[BEGIN Data]
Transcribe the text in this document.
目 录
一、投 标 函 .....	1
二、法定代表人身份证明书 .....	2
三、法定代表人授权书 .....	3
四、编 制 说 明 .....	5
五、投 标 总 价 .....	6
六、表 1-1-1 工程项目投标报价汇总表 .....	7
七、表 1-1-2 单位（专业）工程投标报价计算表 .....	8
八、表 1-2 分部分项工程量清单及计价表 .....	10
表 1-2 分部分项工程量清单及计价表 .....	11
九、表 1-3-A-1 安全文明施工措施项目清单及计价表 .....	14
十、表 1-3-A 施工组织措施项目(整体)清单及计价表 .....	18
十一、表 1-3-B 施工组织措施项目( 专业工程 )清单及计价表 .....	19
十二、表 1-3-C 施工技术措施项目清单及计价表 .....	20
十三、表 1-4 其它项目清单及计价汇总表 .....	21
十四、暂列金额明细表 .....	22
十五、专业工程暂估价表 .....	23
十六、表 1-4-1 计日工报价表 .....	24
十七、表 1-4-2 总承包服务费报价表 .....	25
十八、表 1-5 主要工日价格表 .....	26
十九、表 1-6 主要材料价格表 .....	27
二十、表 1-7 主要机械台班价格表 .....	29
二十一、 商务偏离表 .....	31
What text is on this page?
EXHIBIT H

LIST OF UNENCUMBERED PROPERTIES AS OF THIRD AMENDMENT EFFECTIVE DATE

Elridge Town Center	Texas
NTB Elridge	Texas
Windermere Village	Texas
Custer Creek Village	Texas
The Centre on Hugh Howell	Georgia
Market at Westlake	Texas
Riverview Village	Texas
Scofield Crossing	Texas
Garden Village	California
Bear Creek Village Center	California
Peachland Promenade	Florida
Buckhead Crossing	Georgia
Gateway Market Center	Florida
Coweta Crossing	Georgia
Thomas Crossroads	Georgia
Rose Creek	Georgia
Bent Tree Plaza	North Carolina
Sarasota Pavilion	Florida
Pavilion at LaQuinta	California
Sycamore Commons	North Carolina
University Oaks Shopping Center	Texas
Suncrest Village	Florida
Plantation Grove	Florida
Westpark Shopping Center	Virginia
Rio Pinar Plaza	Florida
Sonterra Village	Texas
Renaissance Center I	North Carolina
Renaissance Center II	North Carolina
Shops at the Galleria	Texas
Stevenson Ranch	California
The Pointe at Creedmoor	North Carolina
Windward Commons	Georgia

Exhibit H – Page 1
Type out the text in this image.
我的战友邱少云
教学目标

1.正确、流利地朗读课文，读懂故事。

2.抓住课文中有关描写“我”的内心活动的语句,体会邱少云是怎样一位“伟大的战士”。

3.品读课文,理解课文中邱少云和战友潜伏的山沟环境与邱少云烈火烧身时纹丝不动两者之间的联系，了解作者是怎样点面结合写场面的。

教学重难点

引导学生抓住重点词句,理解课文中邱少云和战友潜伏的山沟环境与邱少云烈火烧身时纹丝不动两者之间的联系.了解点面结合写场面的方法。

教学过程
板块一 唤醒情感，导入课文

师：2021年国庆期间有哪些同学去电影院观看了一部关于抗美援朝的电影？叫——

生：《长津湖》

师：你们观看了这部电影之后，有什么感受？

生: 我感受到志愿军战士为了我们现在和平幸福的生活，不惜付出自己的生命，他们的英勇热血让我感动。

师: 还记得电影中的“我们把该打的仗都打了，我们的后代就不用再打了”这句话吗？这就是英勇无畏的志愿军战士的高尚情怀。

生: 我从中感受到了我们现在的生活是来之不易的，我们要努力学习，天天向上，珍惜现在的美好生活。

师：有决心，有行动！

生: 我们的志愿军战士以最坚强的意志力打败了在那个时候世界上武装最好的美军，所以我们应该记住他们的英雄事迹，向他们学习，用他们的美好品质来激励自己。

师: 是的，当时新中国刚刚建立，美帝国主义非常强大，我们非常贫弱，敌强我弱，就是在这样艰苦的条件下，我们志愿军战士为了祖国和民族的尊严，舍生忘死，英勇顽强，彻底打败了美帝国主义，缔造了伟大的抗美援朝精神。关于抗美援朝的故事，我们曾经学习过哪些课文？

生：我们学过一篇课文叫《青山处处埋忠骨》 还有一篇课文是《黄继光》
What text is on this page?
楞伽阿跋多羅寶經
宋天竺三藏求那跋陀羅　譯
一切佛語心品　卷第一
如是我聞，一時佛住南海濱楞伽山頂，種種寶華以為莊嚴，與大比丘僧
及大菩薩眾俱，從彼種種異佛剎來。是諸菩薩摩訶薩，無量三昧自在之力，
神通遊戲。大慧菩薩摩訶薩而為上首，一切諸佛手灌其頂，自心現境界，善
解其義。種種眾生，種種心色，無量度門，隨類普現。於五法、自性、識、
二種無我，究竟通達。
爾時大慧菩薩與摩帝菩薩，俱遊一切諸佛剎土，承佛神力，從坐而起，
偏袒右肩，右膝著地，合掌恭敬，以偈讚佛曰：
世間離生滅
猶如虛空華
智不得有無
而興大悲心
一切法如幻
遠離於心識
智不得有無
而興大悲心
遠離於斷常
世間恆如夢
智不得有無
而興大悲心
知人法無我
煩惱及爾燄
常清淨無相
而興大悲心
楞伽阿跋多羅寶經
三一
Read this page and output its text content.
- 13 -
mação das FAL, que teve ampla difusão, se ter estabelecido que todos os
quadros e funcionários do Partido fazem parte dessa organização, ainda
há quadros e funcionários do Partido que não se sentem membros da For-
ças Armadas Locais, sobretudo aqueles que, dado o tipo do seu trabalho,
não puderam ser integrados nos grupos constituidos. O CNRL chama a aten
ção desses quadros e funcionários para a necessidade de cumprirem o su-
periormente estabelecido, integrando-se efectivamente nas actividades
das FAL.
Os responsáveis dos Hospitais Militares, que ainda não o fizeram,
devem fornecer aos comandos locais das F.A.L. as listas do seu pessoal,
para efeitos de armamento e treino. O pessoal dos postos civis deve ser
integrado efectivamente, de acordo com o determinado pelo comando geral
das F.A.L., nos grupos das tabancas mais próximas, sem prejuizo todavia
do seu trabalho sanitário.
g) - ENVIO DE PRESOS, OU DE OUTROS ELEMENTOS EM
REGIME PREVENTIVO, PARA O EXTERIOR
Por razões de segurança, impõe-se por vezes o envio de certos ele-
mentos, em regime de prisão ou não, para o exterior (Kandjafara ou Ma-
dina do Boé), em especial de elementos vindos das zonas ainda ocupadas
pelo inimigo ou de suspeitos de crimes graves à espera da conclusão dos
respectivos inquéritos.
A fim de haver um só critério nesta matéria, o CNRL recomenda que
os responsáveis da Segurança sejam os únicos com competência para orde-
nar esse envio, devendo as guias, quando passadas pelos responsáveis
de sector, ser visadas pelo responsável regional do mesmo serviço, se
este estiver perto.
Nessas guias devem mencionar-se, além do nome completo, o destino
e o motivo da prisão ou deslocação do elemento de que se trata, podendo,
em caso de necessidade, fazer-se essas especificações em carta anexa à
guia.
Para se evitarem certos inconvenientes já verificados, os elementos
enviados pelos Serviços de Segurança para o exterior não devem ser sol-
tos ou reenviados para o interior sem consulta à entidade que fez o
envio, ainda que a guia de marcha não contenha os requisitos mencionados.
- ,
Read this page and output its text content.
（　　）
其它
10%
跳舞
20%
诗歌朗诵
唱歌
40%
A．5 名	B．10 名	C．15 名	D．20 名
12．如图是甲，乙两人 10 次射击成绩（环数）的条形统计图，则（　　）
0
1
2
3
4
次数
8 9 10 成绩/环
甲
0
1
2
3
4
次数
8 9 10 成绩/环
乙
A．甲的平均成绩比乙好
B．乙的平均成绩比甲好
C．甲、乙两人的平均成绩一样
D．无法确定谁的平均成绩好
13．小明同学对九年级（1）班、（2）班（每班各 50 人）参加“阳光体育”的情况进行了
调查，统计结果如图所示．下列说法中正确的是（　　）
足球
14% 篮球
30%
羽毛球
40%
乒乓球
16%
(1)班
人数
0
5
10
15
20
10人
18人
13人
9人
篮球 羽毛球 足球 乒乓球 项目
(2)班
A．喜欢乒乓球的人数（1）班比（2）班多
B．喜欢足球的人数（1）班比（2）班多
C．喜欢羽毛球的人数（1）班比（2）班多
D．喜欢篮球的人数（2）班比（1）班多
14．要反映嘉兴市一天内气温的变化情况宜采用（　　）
[END Data]
**Instructions for the task:** Identify and list each line with the word "responsáveis".

**Task output:**
Os responsáveis dos Hospitais Militares, que ainda não o fizeram,
os responsáveis da Segurança sejam os únicos com competência para orde-
nar esse envio, devendo as guias, quando passadas pelos responsáveis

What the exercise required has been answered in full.